> Aim
Gather all lines from the material that contain the word "устройство".

> Dataset excerpts

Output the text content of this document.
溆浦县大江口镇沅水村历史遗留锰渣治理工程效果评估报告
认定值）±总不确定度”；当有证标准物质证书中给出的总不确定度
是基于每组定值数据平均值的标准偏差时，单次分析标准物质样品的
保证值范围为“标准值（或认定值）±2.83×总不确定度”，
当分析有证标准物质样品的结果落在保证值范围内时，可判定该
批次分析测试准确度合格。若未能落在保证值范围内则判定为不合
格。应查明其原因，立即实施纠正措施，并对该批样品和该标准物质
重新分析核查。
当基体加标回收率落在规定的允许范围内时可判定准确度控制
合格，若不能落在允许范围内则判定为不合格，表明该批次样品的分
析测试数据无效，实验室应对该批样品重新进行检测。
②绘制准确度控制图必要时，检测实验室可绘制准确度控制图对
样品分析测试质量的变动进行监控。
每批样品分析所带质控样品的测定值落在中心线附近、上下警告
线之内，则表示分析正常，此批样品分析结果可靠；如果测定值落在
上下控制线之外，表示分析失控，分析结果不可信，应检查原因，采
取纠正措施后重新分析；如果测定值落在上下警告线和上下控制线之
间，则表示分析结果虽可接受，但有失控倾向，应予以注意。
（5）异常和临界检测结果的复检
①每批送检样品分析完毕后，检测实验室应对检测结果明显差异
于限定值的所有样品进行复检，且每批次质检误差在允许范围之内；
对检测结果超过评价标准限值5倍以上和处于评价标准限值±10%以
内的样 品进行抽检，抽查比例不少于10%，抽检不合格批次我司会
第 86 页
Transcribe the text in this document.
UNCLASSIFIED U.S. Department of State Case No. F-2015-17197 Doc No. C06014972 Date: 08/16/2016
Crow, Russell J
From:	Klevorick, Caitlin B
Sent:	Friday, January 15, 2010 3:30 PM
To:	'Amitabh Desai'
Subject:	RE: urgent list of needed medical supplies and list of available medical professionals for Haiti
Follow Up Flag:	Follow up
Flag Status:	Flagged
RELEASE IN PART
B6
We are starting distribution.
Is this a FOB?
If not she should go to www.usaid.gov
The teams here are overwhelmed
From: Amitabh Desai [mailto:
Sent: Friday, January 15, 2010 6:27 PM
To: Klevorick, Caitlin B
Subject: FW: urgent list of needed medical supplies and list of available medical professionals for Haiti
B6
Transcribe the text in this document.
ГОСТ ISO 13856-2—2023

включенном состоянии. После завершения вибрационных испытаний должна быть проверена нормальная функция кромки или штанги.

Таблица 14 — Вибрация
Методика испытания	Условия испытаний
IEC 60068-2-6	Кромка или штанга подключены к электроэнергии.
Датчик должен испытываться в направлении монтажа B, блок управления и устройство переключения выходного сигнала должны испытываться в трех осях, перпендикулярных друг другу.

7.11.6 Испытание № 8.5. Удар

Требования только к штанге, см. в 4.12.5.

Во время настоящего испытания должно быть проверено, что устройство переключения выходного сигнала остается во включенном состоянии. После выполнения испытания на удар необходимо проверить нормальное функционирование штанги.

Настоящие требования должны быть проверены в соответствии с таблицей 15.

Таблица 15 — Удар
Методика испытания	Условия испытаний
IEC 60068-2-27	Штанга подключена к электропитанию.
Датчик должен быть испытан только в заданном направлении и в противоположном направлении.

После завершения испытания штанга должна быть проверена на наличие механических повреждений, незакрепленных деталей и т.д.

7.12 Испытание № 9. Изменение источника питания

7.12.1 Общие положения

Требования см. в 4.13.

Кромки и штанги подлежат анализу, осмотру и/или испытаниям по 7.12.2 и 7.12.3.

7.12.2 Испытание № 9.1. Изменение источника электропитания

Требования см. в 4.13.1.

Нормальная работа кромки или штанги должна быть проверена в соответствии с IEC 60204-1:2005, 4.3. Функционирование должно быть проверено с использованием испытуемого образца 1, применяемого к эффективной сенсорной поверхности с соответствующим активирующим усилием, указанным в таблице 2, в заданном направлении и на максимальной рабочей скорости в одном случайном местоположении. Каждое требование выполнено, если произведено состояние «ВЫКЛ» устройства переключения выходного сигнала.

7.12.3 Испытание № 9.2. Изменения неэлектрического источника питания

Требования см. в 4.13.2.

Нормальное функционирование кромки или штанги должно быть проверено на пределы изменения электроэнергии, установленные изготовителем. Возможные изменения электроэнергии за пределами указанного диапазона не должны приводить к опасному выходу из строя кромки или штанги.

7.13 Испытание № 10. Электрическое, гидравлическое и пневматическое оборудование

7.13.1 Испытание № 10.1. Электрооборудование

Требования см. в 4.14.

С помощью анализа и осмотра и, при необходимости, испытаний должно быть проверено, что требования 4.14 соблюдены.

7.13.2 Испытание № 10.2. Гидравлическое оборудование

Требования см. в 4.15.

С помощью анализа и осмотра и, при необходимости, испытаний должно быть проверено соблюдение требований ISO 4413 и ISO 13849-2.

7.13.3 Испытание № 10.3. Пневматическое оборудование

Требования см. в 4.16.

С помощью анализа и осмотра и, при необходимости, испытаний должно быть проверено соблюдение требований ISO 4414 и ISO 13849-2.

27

> Answer to the task
Датчик должен испытываться в направлении монтажа B, блок управления и устройство переключения выходного сигнала должны испытываться в трех осях, перпендикулярных друг другу.
Во время настоящего испытания должно быть проверено, что устройство переключения выходного сигнала остается во включенном состоянии. После выполнения испытания на удар необходимо проверить нормальное функционирование штанги.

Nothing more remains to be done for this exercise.